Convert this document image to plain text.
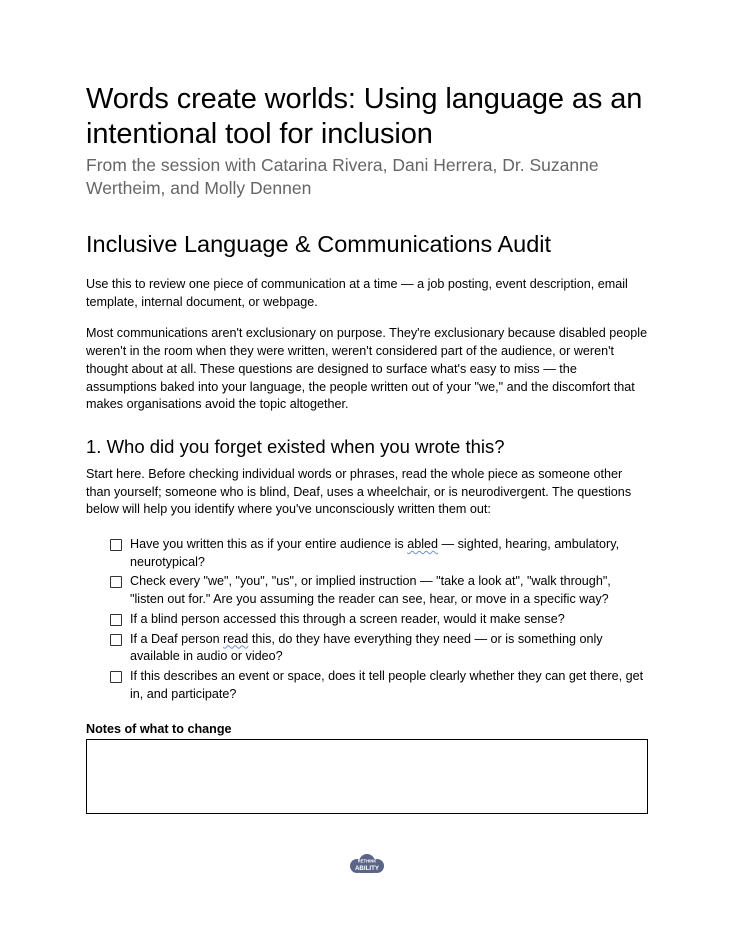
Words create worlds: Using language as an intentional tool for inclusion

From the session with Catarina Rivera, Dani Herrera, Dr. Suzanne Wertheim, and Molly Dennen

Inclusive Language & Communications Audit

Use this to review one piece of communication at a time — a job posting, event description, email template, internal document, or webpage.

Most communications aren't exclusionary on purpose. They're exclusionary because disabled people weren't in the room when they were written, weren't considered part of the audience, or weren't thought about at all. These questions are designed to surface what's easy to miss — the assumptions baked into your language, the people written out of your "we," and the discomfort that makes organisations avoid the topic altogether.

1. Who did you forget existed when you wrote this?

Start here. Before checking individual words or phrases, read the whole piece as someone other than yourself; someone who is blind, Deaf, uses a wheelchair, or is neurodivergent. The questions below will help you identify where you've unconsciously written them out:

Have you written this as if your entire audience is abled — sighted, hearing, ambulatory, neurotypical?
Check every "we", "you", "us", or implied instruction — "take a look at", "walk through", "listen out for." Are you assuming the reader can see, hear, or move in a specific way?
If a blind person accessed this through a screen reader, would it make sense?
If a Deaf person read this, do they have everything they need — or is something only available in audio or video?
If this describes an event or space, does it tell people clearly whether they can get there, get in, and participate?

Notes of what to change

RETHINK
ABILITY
...
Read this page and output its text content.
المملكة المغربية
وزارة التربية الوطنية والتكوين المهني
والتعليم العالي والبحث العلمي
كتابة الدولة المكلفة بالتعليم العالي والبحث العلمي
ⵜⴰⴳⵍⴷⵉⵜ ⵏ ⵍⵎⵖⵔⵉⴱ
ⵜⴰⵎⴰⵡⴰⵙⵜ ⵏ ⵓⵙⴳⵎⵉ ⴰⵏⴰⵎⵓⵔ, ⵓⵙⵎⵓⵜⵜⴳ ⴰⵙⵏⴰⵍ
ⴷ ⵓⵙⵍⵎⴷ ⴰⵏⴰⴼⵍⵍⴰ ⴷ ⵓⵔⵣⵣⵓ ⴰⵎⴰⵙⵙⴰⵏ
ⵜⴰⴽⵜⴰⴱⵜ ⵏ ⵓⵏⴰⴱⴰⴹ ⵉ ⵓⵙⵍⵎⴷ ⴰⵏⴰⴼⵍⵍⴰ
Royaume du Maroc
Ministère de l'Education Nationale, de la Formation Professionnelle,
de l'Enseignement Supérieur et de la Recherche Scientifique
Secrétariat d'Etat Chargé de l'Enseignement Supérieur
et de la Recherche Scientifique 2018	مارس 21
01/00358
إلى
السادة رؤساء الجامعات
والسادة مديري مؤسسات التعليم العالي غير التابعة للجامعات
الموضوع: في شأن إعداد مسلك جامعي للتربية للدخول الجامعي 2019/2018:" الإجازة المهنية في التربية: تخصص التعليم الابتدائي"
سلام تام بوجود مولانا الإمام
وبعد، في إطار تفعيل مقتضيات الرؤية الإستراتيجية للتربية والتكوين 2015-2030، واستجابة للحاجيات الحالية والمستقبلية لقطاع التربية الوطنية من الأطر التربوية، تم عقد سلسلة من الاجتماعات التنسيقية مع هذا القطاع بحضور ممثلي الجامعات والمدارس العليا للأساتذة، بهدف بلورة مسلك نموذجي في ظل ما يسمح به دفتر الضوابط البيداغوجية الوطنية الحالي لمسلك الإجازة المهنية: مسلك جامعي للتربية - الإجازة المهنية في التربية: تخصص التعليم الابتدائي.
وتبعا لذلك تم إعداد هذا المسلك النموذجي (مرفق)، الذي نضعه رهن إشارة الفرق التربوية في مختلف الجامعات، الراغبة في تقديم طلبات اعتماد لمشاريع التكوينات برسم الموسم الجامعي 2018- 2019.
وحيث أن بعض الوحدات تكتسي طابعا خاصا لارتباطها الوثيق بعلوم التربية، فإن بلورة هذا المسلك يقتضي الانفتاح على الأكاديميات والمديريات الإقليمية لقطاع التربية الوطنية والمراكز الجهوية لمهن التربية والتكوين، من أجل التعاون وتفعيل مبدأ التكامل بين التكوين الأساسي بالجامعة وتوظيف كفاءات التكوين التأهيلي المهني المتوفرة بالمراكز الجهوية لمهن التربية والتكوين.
---
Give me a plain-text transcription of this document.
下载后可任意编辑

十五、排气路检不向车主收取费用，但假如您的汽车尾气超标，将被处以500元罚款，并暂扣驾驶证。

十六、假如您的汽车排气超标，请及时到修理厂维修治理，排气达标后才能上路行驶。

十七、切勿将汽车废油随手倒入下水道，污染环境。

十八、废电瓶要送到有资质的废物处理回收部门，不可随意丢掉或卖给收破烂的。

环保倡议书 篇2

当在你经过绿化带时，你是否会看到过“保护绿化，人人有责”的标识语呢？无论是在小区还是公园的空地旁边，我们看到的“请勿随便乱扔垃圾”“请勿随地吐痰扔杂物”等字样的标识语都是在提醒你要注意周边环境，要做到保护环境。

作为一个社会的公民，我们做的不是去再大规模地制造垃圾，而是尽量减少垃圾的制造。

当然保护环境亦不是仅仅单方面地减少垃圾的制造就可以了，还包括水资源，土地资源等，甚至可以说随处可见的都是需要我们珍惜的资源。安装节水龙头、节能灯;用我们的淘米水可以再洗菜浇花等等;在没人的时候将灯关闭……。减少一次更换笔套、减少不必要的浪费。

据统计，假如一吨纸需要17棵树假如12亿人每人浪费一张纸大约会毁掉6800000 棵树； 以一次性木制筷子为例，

WHAT IS EXPECTED: From the entries above, copy each line holding "التربية".

FINISHED EXERCISE:
وزارة التربية الوطنية والتكوين المهني
الموضوع: في شأن إعداد مسلك جامعي للتربية للدخول الجامعي 2019/2018:" الإجازة المهنية في التربية: تخصص التعليم الابتدائي"
وبعد، في إطار تفعيل مقتضيات الرؤية الإستراتيجية للتربية والتكوين 2015-2030، واستجابة للحاجيات الحالية والمستقبلية لقطاع التربية الوطنية من الأطر التربوية، تم عقد سلسلة من الاجتماعات التنسيقية مع هذا القطاع بحضور ممثلي الجامعات والمدارس العليا للأساتذة، بهدف بلورة مسلك نموذجي في ظل ما يسمح به دفتر الضوابط البيداغوجية الوطنية الحالي لمسلك الإجازة المهنية: مسلك جامعي للتربية - الإجازة المهنية في التربية: تخصص التعليم الابتدائي.
وحيث أن بعض الوحدات تكتسي طابعا خاصا لارتباطها الوثيق بعلوم التربية، فإن بلورة هذا المسلك يقتضي الانفتاح على الأكاديميات والمديريات الإقليمية لقطاع التربية الوطنية والمراكز الجهوية لمهن التربية والتكوين، من أجل التعاون وتفعيل مبدأ التكامل بين التكوين الأساسي بالجامعة وتوظيف كفاءات التكوين التأهيلي المهني المتوفرة بالمراكز الجهوية لمهن التربية والتكوين.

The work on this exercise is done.